### Data records
---
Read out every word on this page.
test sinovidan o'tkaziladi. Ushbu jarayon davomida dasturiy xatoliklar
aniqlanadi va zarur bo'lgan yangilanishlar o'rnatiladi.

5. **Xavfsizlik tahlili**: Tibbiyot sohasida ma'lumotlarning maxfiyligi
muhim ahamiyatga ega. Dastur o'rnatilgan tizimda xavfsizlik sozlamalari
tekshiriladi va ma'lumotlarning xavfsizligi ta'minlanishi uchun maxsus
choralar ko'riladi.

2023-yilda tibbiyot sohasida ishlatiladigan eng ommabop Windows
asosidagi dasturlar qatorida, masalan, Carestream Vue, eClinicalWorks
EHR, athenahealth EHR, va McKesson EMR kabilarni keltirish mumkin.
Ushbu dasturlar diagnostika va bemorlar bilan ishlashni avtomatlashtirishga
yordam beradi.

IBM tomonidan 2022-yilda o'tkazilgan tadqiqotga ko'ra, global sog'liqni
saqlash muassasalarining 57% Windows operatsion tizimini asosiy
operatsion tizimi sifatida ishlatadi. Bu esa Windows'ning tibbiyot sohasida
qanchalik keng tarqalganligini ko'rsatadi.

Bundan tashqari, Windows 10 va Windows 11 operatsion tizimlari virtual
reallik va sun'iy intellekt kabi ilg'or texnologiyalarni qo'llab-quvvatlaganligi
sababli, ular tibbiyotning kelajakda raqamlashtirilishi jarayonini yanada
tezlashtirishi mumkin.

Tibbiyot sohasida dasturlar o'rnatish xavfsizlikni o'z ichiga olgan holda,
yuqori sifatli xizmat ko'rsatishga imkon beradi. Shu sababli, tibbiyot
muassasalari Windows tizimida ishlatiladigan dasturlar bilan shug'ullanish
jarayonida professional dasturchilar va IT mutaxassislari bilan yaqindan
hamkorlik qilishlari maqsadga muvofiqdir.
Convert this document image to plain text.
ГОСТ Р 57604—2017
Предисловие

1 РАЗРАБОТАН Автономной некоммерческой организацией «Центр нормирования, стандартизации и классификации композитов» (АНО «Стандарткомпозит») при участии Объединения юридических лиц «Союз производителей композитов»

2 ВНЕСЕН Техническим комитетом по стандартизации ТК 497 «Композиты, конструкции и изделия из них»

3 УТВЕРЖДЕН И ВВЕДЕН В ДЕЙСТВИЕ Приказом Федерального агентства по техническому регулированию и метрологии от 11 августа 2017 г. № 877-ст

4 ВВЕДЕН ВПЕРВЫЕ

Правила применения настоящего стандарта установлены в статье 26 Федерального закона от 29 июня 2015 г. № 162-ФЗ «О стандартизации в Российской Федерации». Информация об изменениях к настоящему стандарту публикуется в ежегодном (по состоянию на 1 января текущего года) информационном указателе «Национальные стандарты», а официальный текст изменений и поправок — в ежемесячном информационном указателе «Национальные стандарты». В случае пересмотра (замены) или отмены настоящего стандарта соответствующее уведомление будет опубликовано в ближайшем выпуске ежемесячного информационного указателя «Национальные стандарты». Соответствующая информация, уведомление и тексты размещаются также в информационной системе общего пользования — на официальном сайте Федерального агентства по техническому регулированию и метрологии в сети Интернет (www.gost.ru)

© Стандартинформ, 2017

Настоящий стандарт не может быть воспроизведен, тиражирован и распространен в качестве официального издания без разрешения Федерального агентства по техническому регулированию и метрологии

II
---
### Exercise prompt
Generate an exact reproduction of all entries.

### The output
Read out every word on this page.
test sinovidan o'tkaziladi. Ushbu jarayon davomida dasturiy xatoliklar
aniqlanadi va zarur bo'lgan yangilanishlar o'rnatiladi.

5. **Xavfsizlik tahlili**: Tibbiyot sohasida ma'lumotlarning maxfiyligi
muhim ahamiyatga ega. Dastur o'rnatilgan tizimda xavfsizlik sozlamalari
tekshiriladi va ma'lumotlarning xavfsizligi ta'minlanishi uchun maxsus
choralar ko'riladi.

2023-yilda tibbiyot sohasida ishlatiladigan eng ommabop Windows
asosidagi dasturlar qatorida, masalan, Carestream Vue, eClinicalWorks
EHR, athenahealth EHR, va McKesson EMR kabilarni keltirish mumkin.
Ushbu dasturlar diagnostika va bemorlar bilan ishlashni avtomatlashtirishga
yordam beradi.

IBM tomonidan 2022-yilda o'tkazilgan tadqiqotga ko'ra, global sog'liqni
saqlash muassasalarining 57% Windows operatsion tizimini asosiy
operatsion tizimi sifatida ishlatadi. Bu esa Windows'ning tibbiyot sohasida
qanchalik keng tarqalganligini ko'rsatadi.

Bundan tashqari, Windows 10 va Windows 11 operatsion tizimlari virtual
reallik va sun'iy intellekt kabi ilg'or texnologiyalarni qo'llab-quvvatlaganligi
sababli, ular tibbiyotning kelajakda raqamlashtirilishi jarayonini yanada
tezlashtirishi mumkin.

Tibbiyot sohasida dasturlar o'rnatish xavfsizlikni o'z ichiga olgan holda,
yuqori sifatli xizmat ko'rsatishga imkon beradi. Shu sababli, tibbiyot
muassasalari Windows tizimida ishlatiladigan dasturlar bilan shug'ullanish
jarayonida professional dasturchilar va IT mutaxassislari bilan yaqindan
hamkorlik qilishlari maqsadga muvofiqdir.
Convert this document image to plain text.
ГОСТ Р 57604—2017
Предисловие

1 РАЗРАБОТАН Автономной некоммерческой организацией «Центр нормирования, стандартизации и классификации композитов» (АНО «Стандарткомпозит») при участии Объединения юридических лиц «Союз производителей композитов»

2 ВНЕСЕН Техническим комитетом по стандартизации ТК 497 «Композиты, конструкции и изделия из них»

3 УТВЕРЖДЕН И ВВЕДЕН В ДЕЙСТВИЕ Приказом Федерального агентства по техническому регулированию и метрологии от 11 августа 2017 г. № 877-ст

4 ВВЕДЕН ВПЕРВЫЕ

Правила применения настоящего стандарта установлены в статье 26 Федерального закона от 29 июня 2015 г. № 162-ФЗ «О стандартизации в Российской Федерации». Информация об изменениях к настоящему стандарту публикуется в ежегодном (по состоянию на 1 января текущего года) информационном указателе «Национальные стандарты», а официальный текст изменений и поправок — в ежемесячном информационном указателе «Национальные стандарты». В случае пересмотра (замены) или отмены настоящего стандарта соответствующее уведомление будет опубликовано в ближайшем выпуске ежемесячного информационного указателя «Национальные стандарты». Соответствующая информация, уведомление и тексты размещаются также в информационной системе общего пользования — на официальном сайте Федерального агентства по техническому регулированию и метрологии в сети Интернет (www.gost.ru)

© Стандартинформ, 2017

Настоящий стандарт не может быть воспроизведен, тиражирован и распространен в качестве официального издания без разрешения Федерального агентства по техническому регулированию и метрологии

II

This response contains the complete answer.